WRITTEN PROBLEM: Repeat the entries that follow verbatim, without any of their pictures.

INPUT FOR THIS TASK:

──────

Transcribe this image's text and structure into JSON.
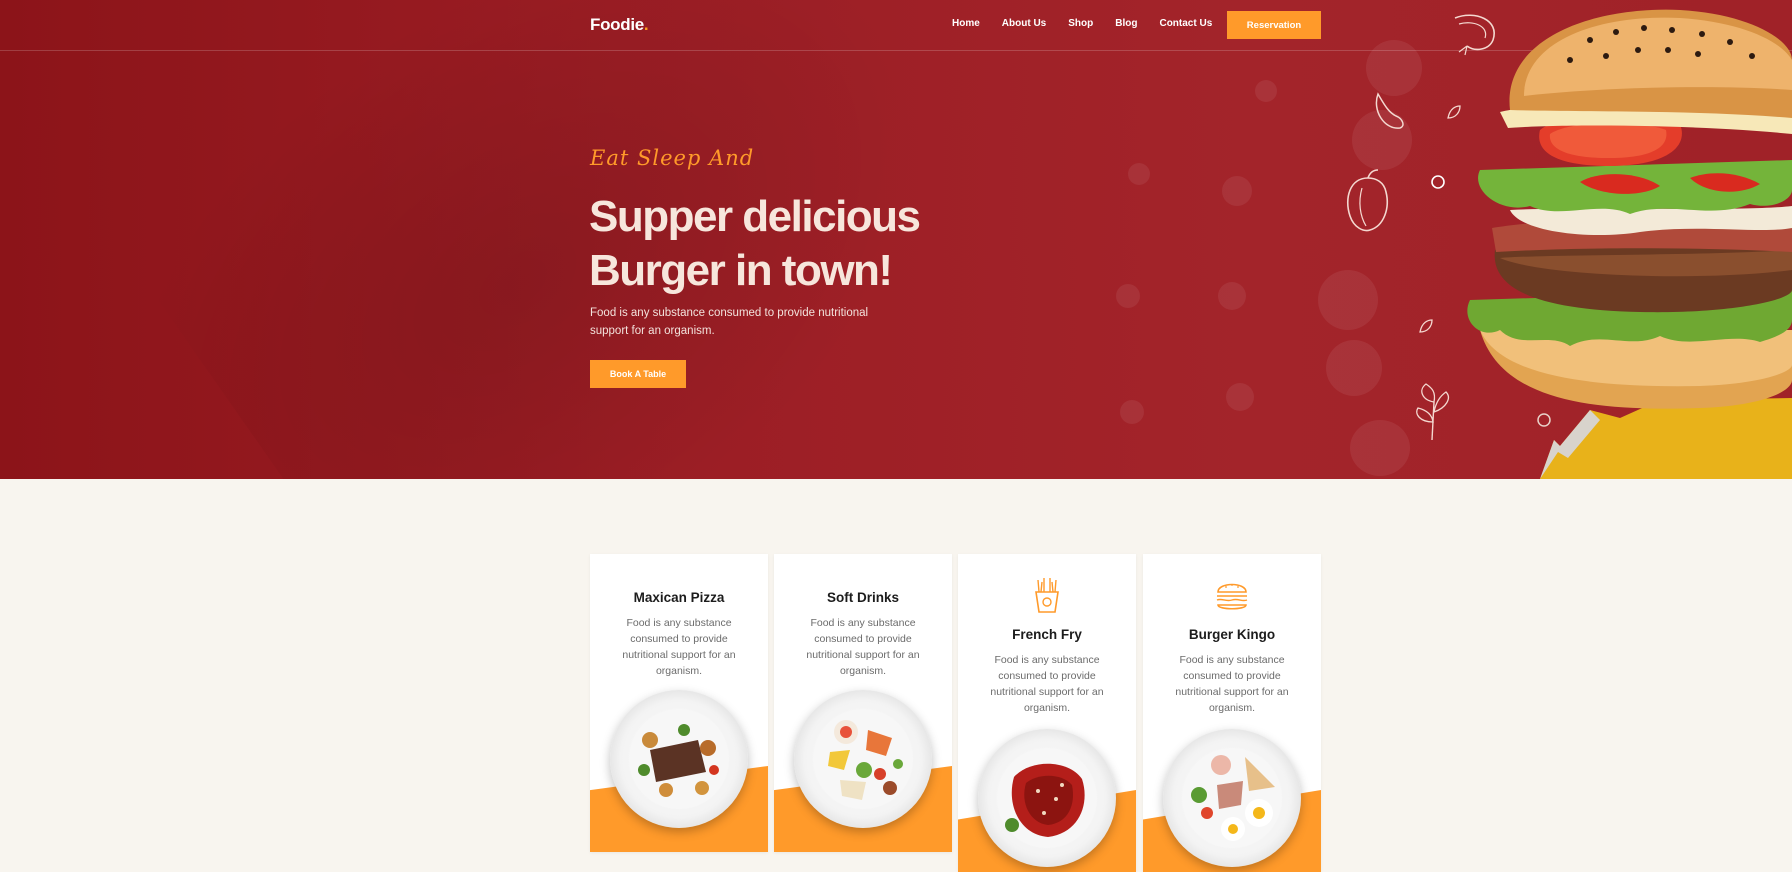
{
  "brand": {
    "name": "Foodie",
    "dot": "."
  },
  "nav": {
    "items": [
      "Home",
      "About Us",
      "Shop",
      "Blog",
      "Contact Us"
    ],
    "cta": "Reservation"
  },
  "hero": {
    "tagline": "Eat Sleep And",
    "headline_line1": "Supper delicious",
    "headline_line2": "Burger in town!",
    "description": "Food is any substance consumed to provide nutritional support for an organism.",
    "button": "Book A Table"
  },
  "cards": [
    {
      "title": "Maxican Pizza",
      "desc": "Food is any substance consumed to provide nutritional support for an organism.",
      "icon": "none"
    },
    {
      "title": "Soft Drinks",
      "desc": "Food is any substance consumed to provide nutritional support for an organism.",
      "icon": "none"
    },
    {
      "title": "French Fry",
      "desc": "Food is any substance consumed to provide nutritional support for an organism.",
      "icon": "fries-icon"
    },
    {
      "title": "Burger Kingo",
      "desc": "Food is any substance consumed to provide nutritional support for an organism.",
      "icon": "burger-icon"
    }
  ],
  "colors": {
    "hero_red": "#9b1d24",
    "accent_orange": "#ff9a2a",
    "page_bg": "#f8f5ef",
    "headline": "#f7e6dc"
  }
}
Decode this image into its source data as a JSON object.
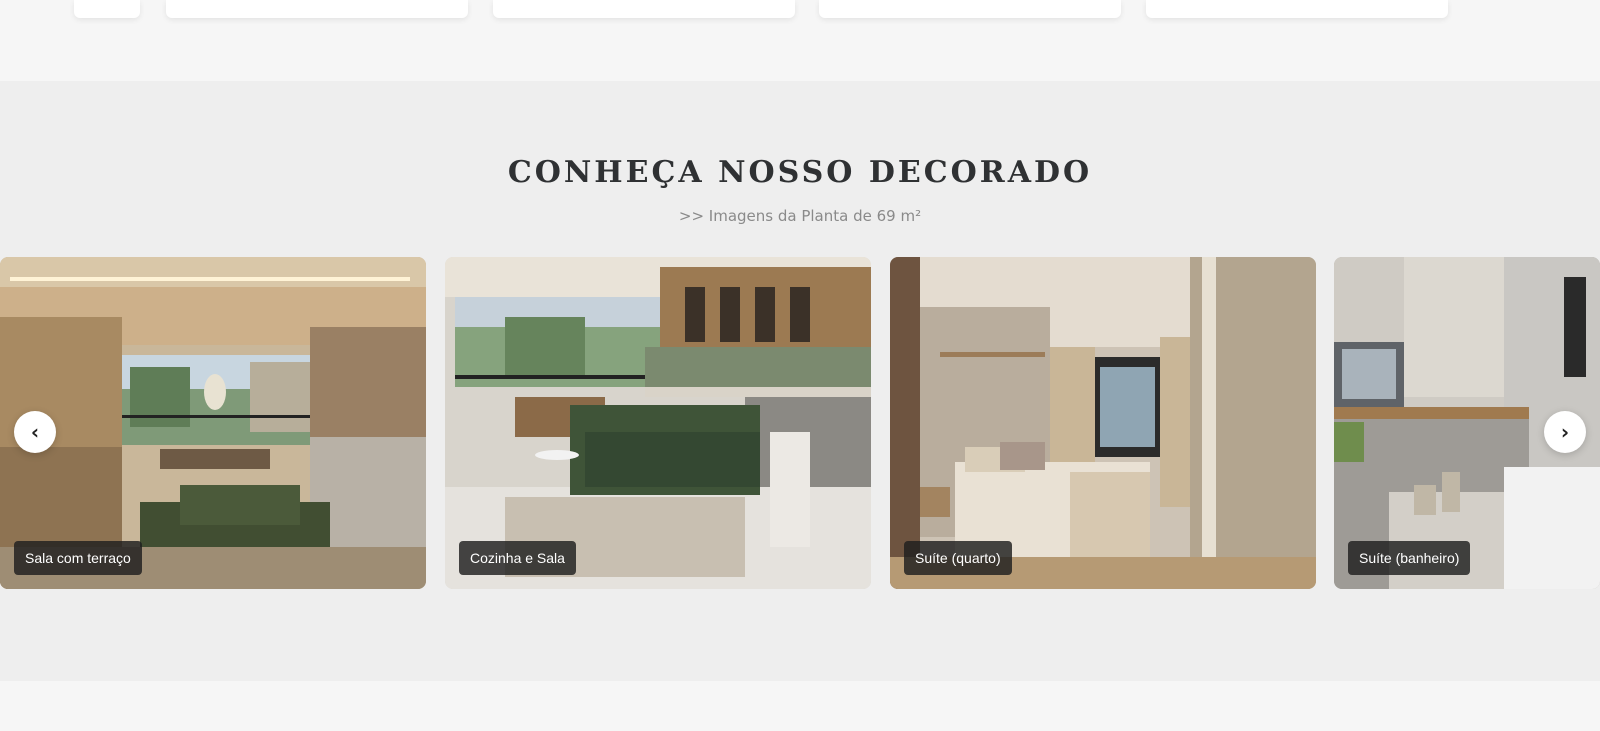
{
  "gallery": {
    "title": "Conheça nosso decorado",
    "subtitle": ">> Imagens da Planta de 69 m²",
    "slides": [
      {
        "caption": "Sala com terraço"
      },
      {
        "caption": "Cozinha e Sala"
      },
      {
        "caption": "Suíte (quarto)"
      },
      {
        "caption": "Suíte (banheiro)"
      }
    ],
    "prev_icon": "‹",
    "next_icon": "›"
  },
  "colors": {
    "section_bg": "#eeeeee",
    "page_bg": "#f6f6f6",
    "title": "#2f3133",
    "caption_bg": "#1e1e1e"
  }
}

──────

TASK RESULT:
Transcribe this image's text and structure into JSON.
{
  "brand": {
    "name": "Foodie",
    "dot": "."
  },
  "nav": {
    "items": [
      "Home",
      "About Us",
      "Shop",
      "Blog",
      "Contact Us"
    ],
    "cta": "Reservation"
  },
  "hero": {
    "tagline": "Eat Sleep And",
    "headline_line1": "Supper delicious",
    "headline_line2": "Burger in town!",
    "description": "Food is any substance consumed to provide nutritional support for an organism.",
    "button": "Book A Table"
  },
  "cards": [
    {
      "title": "Maxican Pizza",
      "desc": "Food is any substance consumed to provide nutritional support for an organism.",
      "icon": "none"
    },
    {
      "title": "Soft Drinks",
      "desc": "Food is any substance consumed to provide nutritional support for an organism.",
      "icon": "none"
    },
    {
      "title": "French Fry",
      "desc": "Food is any substance consumed to provide nutritional support for an organism.",
      "icon": "fries-icon"
    },
    {
      "title": "Burger Kingo",
      "desc": "Food is any substance consumed to provide nutritional support for an organism.",
      "icon": "burger-icon"
    }
  ],
  "colors": {
    "hero_red": "#9b1d24",
    "accent_orange": "#ff9a2a",
    "page_bg": "#f8f5ef",
    "headline": "#f7e6dc"
  }
}
Decode this image into its source data as a JSON object.
{
  "gallery": {
    "title": "Conheça nosso decorado",
    "subtitle": ">> Imagens da Planta de 69 m²",
    "slides": [
      {
        "caption": "Sala com terraço"
      },
      {
        "caption": "Cozinha e Sala"
      },
      {
        "caption": "Suíte (quarto)"
      },
      {
        "caption": "Suíte (banheiro)"
      }
    ],
    "prev_icon": "‹",
    "next_icon": "›"
  },
  "colors": {
    "section_bg": "#eeeeee",
    "page_bg": "#f6f6f6",
    "title": "#2f3133",
    "caption_bg": "#1e1e1e"
  }
}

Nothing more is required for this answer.